» **Supplied information**:
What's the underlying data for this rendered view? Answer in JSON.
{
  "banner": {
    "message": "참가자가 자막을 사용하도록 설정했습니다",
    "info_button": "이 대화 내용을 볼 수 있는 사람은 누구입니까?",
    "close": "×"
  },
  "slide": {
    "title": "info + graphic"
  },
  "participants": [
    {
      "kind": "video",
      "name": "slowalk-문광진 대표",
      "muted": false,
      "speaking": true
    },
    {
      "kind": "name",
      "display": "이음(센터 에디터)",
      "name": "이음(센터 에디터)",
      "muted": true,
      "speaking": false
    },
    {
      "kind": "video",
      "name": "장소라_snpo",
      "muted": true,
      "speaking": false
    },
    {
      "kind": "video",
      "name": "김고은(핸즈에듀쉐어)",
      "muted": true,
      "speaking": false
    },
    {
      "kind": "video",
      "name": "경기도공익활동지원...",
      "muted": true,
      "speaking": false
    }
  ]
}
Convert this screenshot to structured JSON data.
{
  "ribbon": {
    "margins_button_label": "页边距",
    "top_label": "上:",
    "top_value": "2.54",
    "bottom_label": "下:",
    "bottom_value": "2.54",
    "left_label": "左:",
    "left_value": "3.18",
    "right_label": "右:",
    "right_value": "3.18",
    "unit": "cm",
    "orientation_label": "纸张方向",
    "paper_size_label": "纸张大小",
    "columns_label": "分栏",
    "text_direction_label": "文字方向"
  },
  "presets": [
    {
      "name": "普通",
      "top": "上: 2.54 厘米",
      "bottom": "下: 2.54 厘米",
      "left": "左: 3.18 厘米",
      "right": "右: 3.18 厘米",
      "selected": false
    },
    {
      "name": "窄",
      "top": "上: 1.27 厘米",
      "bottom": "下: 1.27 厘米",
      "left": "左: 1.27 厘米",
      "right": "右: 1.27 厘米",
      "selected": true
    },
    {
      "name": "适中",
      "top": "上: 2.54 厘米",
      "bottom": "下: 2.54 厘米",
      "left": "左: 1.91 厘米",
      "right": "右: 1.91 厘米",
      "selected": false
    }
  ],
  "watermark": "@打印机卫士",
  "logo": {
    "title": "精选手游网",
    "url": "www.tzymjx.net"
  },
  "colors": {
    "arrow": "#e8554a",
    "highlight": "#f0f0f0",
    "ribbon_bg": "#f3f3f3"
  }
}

» **Set exercise**: Every entry in the listing must be retyped exactly.

» **The reply**:
What's the underlying data for this rendered view? Answer in JSON.
{
  "banner": {
    "message": "참가자가 자막을 사용하도록 설정했습니다",
    "info_button": "이 대화 내용을 볼 수 있는 사람은 누구입니까?",
    "close": "×"
  },
  "slide": {
    "title": "info + graphic"
  },
  "participants": [
    {
      "kind": "video",
      "name": "slowalk-문광진 대표",
      "muted": false,
      "speaking": true
    },
    {
      "kind": "name",
      "display": "이음(센터 에디터)",
      "name": "이음(센터 에디터)",
      "muted": true,
      "speaking": false
    },
    {
      "kind": "video",
      "name": "장소라_snpo",
      "muted": true,
      "speaking": false
    },
    {
      "kind": "video",
      "name": "김고은(핸즈에듀쉐어)",
      "muted": true,
      "speaking": false
    },
    {
      "kind": "video",
      "name": "경기도공익활동지원...",
      "muted": true,
      "speaking": false
    }
  ]
}
Convert this screenshot to structured JSON data.
{
  "ribbon": {
    "margins_button_label": "页边距",
    "top_label": "上:",
    "top_value": "2.54",
    "bottom_label": "下:",
    "bottom_value": "2.54",
    "left_label": "左:",
    "left_value": "3.18",
    "right_label": "右:",
    "right_value": "3.18",
    "unit": "cm",
    "orientation_label": "纸张方向",
    "paper_size_label": "纸张大小",
    "columns_label": "分栏",
    "text_direction_label": "文字方向"
  },
  "presets": [
    {
      "name": "普通",
      "top": "上: 2.54 厘米",
      "bottom": "下: 2.54 厘米",
      "left": "左: 3.18 厘米",
      "right": "右: 3.18 厘米",
      "selected": false
    },
    {
      "name": "窄",
      "top": "上: 1.27 厘米",
      "bottom": "下: 1.27 厘米",
      "left": "左: 1.27 厘米",
      "right": "右: 1.27 厘米",
      "selected": true
    },
    {
      "name": "适中",
      "top": "上: 2.54 厘米",
      "bottom": "下: 2.54 厘米",
      "left": "左: 1.91 厘米",
      "right": "右: 1.91 厘米",
      "selected": false
    }
  ],
  "watermark": "@打印机卫士",
  "logo": {
    "title": "精选手游网",
    "url": "www.tzymjx.net"
  },
  "colors": {
    "arrow": "#e8554a",
    "highlight": "#f0f0f0",
    "ribbon_bg": "#f3f3f3"
  }
}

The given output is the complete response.